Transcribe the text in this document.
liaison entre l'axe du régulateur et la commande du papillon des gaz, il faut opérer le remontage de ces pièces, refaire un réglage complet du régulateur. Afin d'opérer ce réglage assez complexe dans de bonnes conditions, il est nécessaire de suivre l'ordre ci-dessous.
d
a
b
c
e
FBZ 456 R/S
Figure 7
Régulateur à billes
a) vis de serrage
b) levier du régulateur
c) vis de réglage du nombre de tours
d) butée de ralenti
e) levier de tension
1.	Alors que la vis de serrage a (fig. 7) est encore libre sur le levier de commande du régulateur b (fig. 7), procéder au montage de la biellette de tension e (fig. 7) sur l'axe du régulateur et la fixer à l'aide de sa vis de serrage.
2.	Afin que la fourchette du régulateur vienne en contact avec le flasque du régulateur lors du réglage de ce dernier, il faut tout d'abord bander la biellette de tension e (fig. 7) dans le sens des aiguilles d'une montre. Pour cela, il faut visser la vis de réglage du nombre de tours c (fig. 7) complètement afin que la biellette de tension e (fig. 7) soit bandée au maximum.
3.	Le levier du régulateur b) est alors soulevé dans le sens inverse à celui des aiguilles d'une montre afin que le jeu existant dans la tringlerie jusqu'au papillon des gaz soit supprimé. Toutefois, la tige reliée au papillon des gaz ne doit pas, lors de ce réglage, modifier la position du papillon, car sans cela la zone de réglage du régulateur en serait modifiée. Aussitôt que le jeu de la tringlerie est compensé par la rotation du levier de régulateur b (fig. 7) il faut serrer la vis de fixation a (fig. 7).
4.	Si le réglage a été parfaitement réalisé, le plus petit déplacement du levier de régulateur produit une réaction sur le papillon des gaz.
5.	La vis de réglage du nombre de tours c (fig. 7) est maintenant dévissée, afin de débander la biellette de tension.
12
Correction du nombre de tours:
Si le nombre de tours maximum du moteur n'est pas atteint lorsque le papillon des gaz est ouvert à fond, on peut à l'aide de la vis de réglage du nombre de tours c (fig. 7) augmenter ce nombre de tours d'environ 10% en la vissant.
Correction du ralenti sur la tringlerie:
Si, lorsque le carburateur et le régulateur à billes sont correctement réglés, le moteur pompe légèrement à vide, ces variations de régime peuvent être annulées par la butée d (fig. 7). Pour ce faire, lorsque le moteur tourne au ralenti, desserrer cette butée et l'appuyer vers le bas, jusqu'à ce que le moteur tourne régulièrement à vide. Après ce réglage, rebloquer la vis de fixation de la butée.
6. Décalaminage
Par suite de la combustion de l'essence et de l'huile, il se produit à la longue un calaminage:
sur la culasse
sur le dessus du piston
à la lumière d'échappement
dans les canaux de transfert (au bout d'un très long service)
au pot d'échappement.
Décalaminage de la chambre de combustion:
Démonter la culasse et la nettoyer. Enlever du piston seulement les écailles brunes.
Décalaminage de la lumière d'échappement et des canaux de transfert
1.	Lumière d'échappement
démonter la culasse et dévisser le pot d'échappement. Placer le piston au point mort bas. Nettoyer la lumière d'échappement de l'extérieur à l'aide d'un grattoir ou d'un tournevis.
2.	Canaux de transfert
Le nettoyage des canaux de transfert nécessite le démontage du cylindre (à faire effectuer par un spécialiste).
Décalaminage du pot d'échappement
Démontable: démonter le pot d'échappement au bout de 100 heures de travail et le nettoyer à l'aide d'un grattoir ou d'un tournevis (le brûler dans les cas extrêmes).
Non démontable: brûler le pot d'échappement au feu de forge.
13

....

TASK DETAILS: In the listing above, count each line that holds the string "maximum". Give the number only.

ANSWER TO THIS EXERCISE: 2